--- Begin DATA FOR THIS TASK ---

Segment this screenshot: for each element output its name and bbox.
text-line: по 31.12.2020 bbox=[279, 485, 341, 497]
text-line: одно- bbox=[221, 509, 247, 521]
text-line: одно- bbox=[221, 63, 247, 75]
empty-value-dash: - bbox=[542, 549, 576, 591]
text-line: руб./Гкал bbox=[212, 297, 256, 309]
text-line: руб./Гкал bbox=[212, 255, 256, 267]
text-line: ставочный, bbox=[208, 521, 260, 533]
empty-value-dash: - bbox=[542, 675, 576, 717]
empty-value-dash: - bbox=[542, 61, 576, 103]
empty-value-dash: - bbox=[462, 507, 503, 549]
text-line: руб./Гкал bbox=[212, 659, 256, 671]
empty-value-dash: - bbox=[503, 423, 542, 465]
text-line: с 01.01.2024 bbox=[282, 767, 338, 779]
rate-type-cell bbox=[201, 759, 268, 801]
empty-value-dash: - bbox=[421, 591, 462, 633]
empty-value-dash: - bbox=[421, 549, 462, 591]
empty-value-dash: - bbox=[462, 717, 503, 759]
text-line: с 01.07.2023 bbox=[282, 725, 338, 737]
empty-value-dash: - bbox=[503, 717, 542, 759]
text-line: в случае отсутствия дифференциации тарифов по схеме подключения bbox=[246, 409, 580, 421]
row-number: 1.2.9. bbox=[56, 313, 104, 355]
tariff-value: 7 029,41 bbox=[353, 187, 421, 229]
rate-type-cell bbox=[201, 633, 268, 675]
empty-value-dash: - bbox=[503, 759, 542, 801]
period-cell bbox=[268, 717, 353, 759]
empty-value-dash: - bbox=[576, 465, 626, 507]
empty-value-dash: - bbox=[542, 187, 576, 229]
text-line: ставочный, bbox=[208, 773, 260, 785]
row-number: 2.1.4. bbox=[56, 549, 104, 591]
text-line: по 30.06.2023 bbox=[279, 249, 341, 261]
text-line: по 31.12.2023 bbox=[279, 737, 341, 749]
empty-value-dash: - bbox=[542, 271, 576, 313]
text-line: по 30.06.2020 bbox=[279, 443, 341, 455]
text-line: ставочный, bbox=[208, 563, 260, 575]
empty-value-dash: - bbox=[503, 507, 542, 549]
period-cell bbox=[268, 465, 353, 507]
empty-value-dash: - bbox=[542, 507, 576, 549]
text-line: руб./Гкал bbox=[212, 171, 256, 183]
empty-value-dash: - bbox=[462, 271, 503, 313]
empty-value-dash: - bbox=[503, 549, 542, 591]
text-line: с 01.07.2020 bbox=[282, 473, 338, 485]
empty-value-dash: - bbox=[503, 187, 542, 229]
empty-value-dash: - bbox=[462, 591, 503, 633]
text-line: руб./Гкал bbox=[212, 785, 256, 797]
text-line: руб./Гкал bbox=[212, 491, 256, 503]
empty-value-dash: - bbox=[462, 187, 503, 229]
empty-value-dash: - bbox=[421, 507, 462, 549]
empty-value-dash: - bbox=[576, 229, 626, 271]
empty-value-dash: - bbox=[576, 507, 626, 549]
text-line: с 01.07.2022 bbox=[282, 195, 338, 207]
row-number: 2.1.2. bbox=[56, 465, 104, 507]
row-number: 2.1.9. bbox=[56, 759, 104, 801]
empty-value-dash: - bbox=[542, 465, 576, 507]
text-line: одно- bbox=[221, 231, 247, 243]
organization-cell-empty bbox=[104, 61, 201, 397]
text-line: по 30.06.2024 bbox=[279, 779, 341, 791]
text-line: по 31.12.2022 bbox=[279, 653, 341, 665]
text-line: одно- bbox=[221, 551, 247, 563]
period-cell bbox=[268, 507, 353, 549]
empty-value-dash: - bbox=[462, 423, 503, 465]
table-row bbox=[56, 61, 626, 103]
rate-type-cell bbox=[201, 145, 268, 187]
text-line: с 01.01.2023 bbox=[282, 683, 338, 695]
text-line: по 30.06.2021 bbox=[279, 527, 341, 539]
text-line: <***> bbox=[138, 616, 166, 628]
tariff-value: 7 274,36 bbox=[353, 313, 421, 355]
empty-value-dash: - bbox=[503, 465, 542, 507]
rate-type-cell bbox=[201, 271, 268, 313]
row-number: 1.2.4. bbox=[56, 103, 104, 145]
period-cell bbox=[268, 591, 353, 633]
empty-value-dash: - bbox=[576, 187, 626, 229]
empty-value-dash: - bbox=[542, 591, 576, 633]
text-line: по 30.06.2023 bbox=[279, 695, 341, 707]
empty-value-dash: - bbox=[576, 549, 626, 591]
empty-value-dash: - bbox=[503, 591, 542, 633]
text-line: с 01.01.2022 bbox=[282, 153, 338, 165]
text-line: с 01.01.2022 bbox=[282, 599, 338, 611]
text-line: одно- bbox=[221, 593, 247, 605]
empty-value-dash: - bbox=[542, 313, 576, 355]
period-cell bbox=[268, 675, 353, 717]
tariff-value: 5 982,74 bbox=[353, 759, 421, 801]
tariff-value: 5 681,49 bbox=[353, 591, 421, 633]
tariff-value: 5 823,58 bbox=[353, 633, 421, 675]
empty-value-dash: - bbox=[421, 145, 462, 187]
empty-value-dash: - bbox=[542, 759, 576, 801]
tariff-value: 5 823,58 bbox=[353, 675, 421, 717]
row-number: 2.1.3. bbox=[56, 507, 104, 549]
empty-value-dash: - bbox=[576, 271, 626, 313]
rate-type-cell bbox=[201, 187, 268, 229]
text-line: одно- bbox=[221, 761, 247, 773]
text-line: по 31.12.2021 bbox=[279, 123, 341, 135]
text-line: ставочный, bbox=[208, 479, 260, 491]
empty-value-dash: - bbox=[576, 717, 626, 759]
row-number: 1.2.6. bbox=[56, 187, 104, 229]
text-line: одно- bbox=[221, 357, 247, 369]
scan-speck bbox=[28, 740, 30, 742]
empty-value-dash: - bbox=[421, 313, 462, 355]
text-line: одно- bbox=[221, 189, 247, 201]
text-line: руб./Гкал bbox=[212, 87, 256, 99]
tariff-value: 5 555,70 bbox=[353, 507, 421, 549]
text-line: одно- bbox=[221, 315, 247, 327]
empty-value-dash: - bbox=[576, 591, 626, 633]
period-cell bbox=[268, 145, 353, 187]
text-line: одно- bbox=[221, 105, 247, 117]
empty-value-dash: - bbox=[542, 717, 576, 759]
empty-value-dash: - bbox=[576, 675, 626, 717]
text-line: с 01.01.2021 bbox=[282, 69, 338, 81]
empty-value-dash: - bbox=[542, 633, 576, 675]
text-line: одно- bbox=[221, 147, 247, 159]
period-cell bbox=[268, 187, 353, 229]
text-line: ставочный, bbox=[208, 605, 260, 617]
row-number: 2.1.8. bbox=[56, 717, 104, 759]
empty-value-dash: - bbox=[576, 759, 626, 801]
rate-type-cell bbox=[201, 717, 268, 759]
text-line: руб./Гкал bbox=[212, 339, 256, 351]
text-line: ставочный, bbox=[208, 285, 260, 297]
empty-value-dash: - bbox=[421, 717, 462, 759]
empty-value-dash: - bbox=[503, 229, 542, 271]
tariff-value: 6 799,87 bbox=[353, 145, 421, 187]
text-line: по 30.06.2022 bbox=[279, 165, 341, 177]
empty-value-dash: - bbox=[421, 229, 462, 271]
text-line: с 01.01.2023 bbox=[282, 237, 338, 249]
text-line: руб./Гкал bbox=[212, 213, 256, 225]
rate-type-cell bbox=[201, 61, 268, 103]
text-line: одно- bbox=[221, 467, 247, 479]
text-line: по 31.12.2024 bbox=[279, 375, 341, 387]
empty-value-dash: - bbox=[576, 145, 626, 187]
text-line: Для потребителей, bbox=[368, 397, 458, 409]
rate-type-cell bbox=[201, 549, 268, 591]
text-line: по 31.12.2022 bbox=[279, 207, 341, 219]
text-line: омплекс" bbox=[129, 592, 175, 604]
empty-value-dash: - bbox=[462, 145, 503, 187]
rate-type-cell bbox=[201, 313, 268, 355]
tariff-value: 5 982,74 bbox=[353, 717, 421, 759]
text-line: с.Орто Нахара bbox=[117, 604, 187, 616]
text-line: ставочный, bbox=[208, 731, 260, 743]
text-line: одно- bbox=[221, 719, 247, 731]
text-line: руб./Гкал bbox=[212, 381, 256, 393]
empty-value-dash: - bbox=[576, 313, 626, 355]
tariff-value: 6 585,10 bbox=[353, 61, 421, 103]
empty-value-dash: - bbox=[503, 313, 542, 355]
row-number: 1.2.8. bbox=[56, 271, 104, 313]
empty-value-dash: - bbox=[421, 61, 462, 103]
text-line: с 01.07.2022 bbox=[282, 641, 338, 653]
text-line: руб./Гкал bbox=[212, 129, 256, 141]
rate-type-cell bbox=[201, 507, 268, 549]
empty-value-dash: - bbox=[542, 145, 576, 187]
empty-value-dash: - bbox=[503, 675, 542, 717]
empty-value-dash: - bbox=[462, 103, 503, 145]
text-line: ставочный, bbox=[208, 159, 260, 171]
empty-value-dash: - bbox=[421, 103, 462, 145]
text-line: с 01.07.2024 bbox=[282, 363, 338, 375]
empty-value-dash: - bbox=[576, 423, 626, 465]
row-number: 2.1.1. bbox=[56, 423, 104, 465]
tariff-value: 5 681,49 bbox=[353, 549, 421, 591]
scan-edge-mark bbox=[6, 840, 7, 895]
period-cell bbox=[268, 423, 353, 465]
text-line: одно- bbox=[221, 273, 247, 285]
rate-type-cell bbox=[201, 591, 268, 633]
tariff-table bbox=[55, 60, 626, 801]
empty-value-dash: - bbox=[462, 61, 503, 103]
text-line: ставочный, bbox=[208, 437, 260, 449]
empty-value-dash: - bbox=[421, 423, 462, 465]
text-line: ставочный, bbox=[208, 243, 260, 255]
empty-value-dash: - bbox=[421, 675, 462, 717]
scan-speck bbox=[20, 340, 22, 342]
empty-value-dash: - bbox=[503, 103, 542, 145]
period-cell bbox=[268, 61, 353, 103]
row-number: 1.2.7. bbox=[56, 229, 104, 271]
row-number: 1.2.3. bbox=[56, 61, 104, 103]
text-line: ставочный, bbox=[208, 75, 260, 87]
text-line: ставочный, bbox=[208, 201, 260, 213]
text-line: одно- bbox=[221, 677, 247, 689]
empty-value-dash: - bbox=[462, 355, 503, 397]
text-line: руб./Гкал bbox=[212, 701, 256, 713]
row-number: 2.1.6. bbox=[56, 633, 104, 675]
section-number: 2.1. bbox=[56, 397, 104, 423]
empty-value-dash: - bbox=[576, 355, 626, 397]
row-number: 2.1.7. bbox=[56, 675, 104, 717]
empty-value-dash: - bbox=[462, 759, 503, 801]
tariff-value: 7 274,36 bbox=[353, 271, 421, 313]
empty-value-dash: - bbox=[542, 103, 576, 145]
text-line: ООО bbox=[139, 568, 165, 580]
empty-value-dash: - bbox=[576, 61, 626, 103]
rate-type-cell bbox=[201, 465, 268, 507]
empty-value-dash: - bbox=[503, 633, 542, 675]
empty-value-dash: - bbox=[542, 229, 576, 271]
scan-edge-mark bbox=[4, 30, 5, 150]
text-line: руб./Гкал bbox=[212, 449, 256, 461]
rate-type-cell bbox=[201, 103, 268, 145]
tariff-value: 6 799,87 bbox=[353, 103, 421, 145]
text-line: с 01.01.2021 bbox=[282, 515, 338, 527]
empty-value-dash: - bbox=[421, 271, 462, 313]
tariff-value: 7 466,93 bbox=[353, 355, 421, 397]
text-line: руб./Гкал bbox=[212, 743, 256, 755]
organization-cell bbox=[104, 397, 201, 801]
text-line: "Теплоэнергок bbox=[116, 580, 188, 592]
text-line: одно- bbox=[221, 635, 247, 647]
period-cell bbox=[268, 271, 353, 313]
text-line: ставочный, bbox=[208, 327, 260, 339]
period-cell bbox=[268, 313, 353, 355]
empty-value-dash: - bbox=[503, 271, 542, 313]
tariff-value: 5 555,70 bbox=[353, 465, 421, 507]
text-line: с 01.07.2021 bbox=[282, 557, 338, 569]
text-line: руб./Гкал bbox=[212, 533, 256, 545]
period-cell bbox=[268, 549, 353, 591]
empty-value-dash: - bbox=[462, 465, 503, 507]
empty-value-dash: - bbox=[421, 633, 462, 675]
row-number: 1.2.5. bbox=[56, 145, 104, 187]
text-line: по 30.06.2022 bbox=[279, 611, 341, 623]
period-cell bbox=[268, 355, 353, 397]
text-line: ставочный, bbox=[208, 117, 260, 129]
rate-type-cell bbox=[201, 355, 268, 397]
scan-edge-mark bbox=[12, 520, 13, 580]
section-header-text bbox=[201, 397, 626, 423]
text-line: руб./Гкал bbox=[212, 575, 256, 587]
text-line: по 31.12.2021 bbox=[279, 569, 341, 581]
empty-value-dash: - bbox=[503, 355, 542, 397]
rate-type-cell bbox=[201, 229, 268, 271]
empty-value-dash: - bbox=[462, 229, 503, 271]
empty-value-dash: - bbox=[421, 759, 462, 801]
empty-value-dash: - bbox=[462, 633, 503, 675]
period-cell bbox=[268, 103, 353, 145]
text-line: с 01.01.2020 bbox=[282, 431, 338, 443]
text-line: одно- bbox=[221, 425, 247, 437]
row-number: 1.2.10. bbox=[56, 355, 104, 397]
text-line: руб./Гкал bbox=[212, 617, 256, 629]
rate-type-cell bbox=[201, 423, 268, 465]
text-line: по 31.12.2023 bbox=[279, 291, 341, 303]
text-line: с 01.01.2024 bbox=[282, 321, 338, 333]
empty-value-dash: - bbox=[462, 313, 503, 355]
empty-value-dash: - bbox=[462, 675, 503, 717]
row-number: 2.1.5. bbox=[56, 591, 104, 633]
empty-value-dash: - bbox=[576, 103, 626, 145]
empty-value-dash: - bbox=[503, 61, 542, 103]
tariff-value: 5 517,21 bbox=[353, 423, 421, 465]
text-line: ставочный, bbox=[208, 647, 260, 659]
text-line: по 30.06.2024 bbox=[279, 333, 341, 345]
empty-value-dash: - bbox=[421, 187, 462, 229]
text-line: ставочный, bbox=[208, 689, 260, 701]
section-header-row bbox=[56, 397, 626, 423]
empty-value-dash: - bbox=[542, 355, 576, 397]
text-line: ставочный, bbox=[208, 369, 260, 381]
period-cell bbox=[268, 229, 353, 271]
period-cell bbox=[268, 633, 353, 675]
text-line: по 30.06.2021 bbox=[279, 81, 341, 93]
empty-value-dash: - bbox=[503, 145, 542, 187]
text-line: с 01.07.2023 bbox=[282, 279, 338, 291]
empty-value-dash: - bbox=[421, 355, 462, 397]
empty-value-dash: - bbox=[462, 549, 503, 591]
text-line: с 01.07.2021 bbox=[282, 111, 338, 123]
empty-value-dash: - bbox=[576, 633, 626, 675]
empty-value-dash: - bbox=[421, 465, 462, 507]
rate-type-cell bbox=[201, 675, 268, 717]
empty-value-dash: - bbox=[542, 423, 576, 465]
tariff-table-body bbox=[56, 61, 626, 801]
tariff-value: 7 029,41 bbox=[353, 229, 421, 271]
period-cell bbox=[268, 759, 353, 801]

--- End DATA FOR THIS TASK ---

INSTRUCTION
Lay out the lines from the start of the records through the line containing "row-number: 1.2.9. bbox=[56, 313, 104, 355]", inclusive, as a JSON list of strings with one string per line. Leave out any blank lines.

RESULT OF THIS EXERCISE
[
  "Segment this screenshot: for each element output its name and bbox.",
  "text-line: по 31.12.2020 bbox=[279, 485, 341, 497]",
  "text-line: одно- bbox=[221, 509, 247, 521]",
  "text-line: одно- bbox=[221, 63, 247, 75]",
  "empty-value-dash: - bbox=[542, 549, 576, 591]",
  "text-line: руб./Гкал bbox=[212, 297, 256, 309]",
  "text-line: руб./Гкал bbox=[212, 255, 256, 267]",
  "text-line: ставочный, bbox=[208, 521, 260, 533]",
  "empty-value-dash: - bbox=[542, 675, 576, 717]",
  "empty-value-dash: - bbox=[542, 61, 576, 103]",
  "empty-value-dash: - bbox=[462, 507, 503, 549]",
  "text-line: руб./Гкал bbox=[212, 659, 256, 671]",
  "empty-value-dash: - bbox=[503, 423, 542, 465]",
  "text-line: с 01.01.2024 bbox=[282, 767, 338, 779]",
  "rate-type-cell bbox=[201, 759, 268, 801]",
  "empty-value-dash: - bbox=[421, 591, 462, 633]",
  "empty-value-dash: - bbox=[421, 549, 462, 591]",
  "empty-value-dash: - bbox=[462, 717, 503, 759]",
  "text-line: с 01.07.2023 bbox=[282, 725, 338, 737]",
  "empty-value-dash: - bbox=[503, 717, 542, 759]",
  "text-line: в случае отсутствия дифференциации тарифов по схеме подключения bbox=[246, 409, 580, 421]",
  "row-number: 1.2.9. bbox=[56, 313, 104, 355]"
]